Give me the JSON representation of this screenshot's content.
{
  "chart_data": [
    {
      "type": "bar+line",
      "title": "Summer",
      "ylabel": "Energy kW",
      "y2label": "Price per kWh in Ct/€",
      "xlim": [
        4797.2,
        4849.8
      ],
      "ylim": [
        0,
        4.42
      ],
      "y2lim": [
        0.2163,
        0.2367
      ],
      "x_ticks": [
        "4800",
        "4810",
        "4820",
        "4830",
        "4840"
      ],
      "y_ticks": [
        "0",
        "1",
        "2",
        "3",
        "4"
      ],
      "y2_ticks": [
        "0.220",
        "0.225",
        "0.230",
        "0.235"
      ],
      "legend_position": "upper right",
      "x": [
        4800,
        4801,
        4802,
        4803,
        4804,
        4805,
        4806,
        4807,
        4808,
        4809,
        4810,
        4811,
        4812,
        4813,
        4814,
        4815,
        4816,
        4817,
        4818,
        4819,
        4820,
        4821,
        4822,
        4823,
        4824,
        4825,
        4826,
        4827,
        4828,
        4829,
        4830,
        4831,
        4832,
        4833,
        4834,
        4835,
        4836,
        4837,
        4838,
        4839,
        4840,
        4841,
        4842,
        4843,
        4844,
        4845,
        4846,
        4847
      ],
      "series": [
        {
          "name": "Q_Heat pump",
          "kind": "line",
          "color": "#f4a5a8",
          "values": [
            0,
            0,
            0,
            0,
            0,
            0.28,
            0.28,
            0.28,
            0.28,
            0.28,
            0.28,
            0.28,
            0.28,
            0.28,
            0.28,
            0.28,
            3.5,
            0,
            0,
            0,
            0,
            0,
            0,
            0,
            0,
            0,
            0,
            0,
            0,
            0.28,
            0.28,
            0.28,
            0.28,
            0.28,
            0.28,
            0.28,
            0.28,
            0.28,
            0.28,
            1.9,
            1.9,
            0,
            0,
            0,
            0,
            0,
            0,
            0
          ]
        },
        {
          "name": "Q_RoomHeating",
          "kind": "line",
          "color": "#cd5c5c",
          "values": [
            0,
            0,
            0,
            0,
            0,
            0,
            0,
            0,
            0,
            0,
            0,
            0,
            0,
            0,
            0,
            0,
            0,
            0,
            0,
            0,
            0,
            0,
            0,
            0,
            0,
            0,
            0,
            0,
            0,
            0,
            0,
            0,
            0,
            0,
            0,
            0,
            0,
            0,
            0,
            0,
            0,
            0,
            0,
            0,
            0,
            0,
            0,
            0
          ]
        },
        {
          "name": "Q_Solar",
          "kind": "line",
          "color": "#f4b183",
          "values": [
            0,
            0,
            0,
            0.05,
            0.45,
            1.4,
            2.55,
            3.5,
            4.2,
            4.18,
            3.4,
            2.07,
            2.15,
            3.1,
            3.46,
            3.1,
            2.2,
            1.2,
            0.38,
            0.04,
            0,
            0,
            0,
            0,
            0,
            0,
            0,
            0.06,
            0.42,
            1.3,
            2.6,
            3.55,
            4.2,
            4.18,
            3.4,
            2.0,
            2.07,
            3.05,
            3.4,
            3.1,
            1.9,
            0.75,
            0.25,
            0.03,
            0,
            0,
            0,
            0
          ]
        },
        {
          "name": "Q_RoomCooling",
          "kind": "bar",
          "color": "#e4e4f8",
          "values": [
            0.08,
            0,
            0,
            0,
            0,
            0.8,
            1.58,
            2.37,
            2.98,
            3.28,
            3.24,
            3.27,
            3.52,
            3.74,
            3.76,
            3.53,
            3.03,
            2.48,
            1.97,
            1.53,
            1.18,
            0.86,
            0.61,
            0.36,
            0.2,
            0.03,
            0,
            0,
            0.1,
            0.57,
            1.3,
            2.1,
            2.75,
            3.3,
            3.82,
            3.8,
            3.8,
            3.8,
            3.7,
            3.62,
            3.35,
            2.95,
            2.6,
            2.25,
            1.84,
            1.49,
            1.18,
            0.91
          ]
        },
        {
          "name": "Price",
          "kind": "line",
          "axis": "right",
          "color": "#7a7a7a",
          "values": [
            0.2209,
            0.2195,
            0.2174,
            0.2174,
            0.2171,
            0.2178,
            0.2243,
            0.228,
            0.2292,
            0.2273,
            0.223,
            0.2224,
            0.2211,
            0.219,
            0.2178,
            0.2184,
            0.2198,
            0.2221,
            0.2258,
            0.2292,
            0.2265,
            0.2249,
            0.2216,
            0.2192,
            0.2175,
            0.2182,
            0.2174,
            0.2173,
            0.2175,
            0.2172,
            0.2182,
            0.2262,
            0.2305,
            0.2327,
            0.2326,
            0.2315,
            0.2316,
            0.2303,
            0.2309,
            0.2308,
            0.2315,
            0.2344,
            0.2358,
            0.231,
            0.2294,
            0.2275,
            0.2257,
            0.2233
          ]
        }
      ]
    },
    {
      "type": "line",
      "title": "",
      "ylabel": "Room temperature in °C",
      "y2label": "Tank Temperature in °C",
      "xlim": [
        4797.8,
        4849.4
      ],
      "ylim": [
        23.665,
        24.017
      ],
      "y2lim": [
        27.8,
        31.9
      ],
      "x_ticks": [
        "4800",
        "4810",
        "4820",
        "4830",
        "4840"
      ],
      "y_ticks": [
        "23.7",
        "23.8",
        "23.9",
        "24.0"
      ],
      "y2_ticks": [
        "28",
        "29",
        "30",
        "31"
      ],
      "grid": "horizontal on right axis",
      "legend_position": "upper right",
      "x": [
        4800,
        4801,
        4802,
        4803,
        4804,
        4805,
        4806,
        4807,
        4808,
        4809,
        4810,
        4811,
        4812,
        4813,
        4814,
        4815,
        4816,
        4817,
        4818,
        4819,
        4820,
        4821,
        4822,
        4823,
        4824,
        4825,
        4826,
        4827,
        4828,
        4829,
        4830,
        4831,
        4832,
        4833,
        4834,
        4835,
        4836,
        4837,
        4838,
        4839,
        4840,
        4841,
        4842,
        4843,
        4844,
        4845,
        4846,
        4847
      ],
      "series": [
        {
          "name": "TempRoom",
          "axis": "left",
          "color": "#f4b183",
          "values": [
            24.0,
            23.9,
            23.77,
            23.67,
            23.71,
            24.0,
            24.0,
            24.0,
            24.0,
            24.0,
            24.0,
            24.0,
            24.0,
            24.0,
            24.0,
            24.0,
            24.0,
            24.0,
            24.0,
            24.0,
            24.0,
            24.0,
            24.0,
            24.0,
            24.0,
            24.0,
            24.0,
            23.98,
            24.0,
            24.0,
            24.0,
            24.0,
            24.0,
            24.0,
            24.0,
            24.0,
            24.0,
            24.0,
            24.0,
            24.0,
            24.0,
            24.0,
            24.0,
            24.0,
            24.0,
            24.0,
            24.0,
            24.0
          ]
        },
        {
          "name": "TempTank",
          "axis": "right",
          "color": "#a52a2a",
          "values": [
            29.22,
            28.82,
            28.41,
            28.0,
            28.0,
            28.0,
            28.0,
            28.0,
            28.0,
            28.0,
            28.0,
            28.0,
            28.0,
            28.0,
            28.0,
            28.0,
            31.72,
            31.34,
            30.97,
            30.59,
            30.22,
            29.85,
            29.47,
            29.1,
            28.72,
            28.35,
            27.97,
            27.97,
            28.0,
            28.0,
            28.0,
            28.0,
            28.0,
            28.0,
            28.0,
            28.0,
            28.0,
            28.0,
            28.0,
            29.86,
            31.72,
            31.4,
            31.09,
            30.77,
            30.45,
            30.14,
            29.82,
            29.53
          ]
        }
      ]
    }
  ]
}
········
Problem statement: Write out the entries above once more, without altering anything.

Complete answer:
Give me the JSON representation of this screenshot's content.
{
  "chart_data": [
    {
      "type": "bar+line",
      "title": "Summer",
      "ylabel": "Energy kW",
      "y2label": "Price per kWh in Ct/€",
      "xlim": [
        4797.2,
        4849.8
      ],
      "ylim": [
        0,
        4.42
      ],
      "y2lim": [
        0.2163,
        0.2367
      ],
      "x_ticks": [
        "4800",
        "4810",
        "4820",
        "4830",
        "4840"
      ],
      "y_ticks": [
        "0",
        "1",
        "2",
        "3",
        "4"
      ],
      "y2_ticks": [
        "0.220",
        "0.225",
        "0.230",
        "0.235"
      ],
      "legend_position": "upper right",
      "x": [
        4800,
        4801,
        4802,
        4803,
        4804,
        4805,
        4806,
        4807,
        4808,
        4809,
        4810,
        4811,
        4812,
        4813,
        4814,
        4815,
        4816,
        4817,
        4818,
        4819,
        4820,
        4821,
        4822,
        4823,
        4824,
        4825,
        4826,
        4827,
        4828,
        4829,
        4830,
        4831,
        4832,
        4833,
        4834,
        4835,
        4836,
        4837,
        4838,
        4839,
        4840,
        4841,
        4842,
        4843,
        4844,
        4845,
        4846,
        4847
      ],
      "series": [
        {
          "name": "Q_Heat pump",
          "kind": "line",
          "color": "#f4a5a8",
          "values": [
            0,
            0,
            0,
            0,
            0,
            0.28,
            0.28,
            0.28,
            0.28,
            0.28,
            0.28,
            0.28,
            0.28,
            0.28,
            0.28,
            0.28,
            3.5,
            0,
            0,
            0,
            0,
            0,
            0,
            0,
            0,
            0,
            0,
            0,
            0,
            0.28,
            0.28,
            0.28,
            0.28,
            0.28,
            0.28,
            0.28,
            0.28,
            0.28,
            0.28,
            1.9,
            1.9,
            0,
            0,
            0,
            0,
            0,
            0,
            0
          ]
        },
        {
          "name": "Q_RoomHeating",
          "kind": "line",
          "color": "#cd5c5c",
          "values": [
            0,
            0,
            0,
            0,
            0,
            0,
            0,
            0,
            0,
            0,
            0,
            0,
            0,
            0,
            0,
            0,
            0,
            0,
            0,
            0,
            0,
            0,
            0,
            0,
            0,
            0,
            0,
            0,
            0,
            0,
            0,
            0,
            0,
            0,
            0,
            0,
            0,
            0,
            0,
            0,
            0,
            0,
            0,
            0,
            0,
            0,
            0,
            0
          ]
        },
        {
          "name": "Q_Solar",
          "kind": "line",
          "color": "#f4b183",
          "values": [
            0,
            0,
            0,
            0.05,
            0.45,
            1.4,
            2.55,
            3.5,
            4.2,
            4.18,
            3.4,
            2.07,
            2.15,
            3.1,
            3.46,
            3.1,
            2.2,
            1.2,
            0.38,
            0.04,
            0,
            0,
            0,
            0,
            0,
            0,
            0,
            0.06,
            0.42,
            1.3,
            2.6,
            3.55,
            4.2,
            4.18,
            3.4,
            2.0,
            2.07,
            3.05,
            3.4,
            3.1,
            1.9,
            0.75,
            0.25,
            0.03,
            0,
            0,
            0,
            0
          ]
        },
        {
          "name": "Q_RoomCooling",
          "kind": "bar",
          "color": "#e4e4f8",
          "values": [
            0.08,
            0,
            0,
            0,
            0,
            0.8,
            1.58,
            2.37,
            2.98,
            3.28,
            3.24,
            3.27,
            3.52,
            3.74,
            3.76,
            3.53,
            3.03,
            2.48,
            1.97,
            1.53,
            1.18,
            0.86,
            0.61,
            0.36,
            0.2,
            0.03,
            0,
            0,
            0.1,
            0.57,
            1.3,
            2.1,
            2.75,
            3.3,
            3.82,
            3.8,
            3.8,
            3.8,
            3.7,
            3.62,
            3.35,
            2.95,
            2.6,
            2.25,
            1.84,
            1.49,
            1.18,
            0.91
          ]
        },
        {
          "name": "Price",
          "kind": "line",
          "axis": "right",
          "color": "#7a7a7a",
          "values": [
            0.2209,
            0.2195,
            0.2174,
            0.2174,
            0.2171,
            0.2178,
            0.2243,
            0.228,
            0.2292,
            0.2273,
            0.223,
            0.2224,
            0.2211,
            0.219,
            0.2178,
            0.2184,
            0.2198,
            0.2221,
            0.2258,
            0.2292,
            0.2265,
            0.2249,
            0.2216,
            0.2192,
            0.2175,
            0.2182,
            0.2174,
            0.2173,
            0.2175,
            0.2172,
            0.2182,
            0.2262,
            0.2305,
            0.2327,
            0.2326,
            0.2315,
            0.2316,
            0.2303,
            0.2309,
            0.2308,
            0.2315,
            0.2344,
            0.2358,
            0.231,
            0.2294,
            0.2275,
            0.2257,
            0.2233
          ]
        }
      ]
    },
    {
      "type": "line",
      "title": "",
      "ylabel": "Room temperature in °C",
      "y2label": "Tank Temperature in °C",
      "xlim": [
        4797.8,
        4849.4
      ],
      "ylim": [
        23.665,
        24.017
      ],
      "y2lim": [
        27.8,
        31.9
      ],
      "x_ticks": [
        "4800",
        "4810",
        "4820",
        "4830",
        "4840"
      ],
      "y_ticks": [
        "23.7",
        "23.8",
        "23.9",
        "24.0"
      ],
      "y2_ticks": [
        "28",
        "29",
        "30",
        "31"
      ],
      "grid": "horizontal on right axis",
      "legend_position": "upper right",
      "x": [
        4800,
        4801,
        4802,
        4803,
        4804,
        4805,
        4806,
        4807,
        4808,
        4809,
        4810,
        4811,
        4812,
        4813,
        4814,
        4815,
        4816,
        4817,
        4818,
        4819,
        4820,
        4821,
        4822,
        4823,
        4824,
        4825,
        4826,
        4827,
        4828,
        4829,
        4830,
        4831,
        4832,
        4833,
        4834,
        4835,
        4836,
        4837,
        4838,
        4839,
        4840,
        4841,
        4842,
        4843,
        4844,
        4845,
        4846,
        4847
      ],
      "series": [
        {
          "name": "TempRoom",
          "axis": "left",
          "color": "#f4b183",
          "values": [
            24.0,
            23.9,
            23.77,
            23.67,
            23.71,
            24.0,
            24.0,
            24.0,
            24.0,
            24.0,
            24.0,
            24.0,
            24.0,
            24.0,
            24.0,
            24.0,
            24.0,
            24.0,
            24.0,
            24.0,
            24.0,
            24.0,
            24.0,
            24.0,
            24.0,
            24.0,
            24.0,
            23.98,
            24.0,
            24.0,
            24.0,
            24.0,
            24.0,
            24.0,
            24.0,
            24.0,
            24.0,
            24.0,
            24.0,
            24.0,
            24.0,
            24.0,
            24.0,
            24.0,
            24.0,
            24.0,
            24.0,
            24.0
          ]
        },
        {
          "name": "TempTank",
          "axis": "right",
          "color": "#a52a2a",
          "values": [
            29.22,
            28.82,
            28.41,
            28.0,
            28.0,
            28.0,
            28.0,
            28.0,
            28.0,
            28.0,
            28.0,
            28.0,
            28.0,
            28.0,
            28.0,
            28.0,
            31.72,
            31.34,
            30.97,
            30.59,
            30.22,
            29.85,
            29.47,
            29.1,
            28.72,
            28.35,
            27.97,
            27.97,
            28.0,
            28.0,
            28.0,
            28.0,
            28.0,
            28.0,
            28.0,
            28.0,
            28.0,
            28.0,
            28.0,
            29.86,
            31.72,
            31.4,
            31.09,
            30.77,
            30.45,
            30.14,
            29.82,
            29.53
          ]
        }
      ]
    }
  ]
}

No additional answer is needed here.